+++ Stored records

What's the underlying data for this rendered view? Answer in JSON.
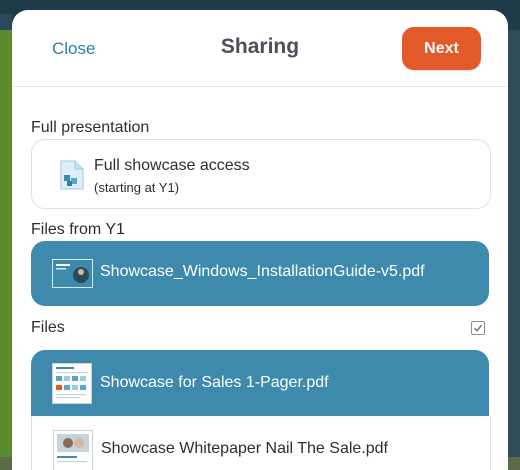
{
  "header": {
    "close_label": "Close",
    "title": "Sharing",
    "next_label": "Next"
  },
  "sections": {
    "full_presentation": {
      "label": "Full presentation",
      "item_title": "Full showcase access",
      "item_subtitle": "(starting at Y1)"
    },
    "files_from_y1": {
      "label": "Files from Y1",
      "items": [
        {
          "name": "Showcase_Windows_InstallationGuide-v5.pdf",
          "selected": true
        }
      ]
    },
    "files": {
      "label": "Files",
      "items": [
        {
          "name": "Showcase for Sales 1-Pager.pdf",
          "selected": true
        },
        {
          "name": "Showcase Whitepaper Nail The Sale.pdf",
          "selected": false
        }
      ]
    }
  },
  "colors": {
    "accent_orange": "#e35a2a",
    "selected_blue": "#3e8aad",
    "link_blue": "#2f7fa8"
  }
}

++++++
+++ Stored records

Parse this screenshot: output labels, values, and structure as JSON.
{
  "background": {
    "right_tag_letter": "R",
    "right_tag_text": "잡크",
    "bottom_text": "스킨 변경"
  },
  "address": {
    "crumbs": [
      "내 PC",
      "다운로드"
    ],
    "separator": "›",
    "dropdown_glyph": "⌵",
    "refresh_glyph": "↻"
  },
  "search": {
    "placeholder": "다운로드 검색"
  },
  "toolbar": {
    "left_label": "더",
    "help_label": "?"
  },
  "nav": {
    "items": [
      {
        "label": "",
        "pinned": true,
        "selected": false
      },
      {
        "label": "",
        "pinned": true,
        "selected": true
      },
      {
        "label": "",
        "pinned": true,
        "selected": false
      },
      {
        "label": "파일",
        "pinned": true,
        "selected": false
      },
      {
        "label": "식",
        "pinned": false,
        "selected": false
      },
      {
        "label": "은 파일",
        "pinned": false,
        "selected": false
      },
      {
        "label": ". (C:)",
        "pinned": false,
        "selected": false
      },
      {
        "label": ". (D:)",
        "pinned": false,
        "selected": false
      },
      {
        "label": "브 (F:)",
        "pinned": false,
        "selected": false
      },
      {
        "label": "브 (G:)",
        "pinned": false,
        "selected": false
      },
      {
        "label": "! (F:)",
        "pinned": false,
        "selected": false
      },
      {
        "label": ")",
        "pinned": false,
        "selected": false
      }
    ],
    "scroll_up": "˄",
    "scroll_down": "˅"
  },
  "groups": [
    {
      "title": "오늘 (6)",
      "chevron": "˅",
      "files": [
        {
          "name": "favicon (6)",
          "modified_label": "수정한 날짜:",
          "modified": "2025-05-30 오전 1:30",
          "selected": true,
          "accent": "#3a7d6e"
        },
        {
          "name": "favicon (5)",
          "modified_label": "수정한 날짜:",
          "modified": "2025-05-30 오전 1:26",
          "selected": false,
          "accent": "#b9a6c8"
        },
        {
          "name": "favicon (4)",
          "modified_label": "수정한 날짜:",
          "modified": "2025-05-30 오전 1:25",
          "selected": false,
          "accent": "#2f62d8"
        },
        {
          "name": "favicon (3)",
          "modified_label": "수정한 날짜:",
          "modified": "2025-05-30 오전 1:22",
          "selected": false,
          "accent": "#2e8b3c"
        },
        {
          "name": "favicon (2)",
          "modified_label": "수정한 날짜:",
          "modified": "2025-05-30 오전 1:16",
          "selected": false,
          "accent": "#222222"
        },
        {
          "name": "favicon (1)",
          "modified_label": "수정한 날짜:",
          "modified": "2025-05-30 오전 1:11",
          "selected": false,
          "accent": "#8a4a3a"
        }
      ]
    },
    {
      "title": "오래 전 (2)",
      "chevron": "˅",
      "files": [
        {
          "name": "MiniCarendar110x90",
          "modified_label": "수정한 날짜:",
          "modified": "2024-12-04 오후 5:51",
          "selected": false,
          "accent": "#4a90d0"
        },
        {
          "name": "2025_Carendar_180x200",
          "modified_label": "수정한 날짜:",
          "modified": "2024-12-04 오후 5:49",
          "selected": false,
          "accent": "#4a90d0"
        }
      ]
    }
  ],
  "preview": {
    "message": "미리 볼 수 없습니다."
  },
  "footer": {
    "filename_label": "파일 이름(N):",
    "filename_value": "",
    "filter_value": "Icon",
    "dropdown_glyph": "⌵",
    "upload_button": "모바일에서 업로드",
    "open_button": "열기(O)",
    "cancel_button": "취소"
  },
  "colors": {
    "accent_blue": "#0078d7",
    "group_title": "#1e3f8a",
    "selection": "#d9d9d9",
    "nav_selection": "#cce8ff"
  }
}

++++++

Search the records for the word "favicon", then list every line that has it.

## Task solution
          "name": "favicon (6)",
          "name": "favicon (5)",
          "name": "favicon (4)",
          "name": "favicon (3)",
          "name": "favicon (2)",
          "name": "favicon (1)",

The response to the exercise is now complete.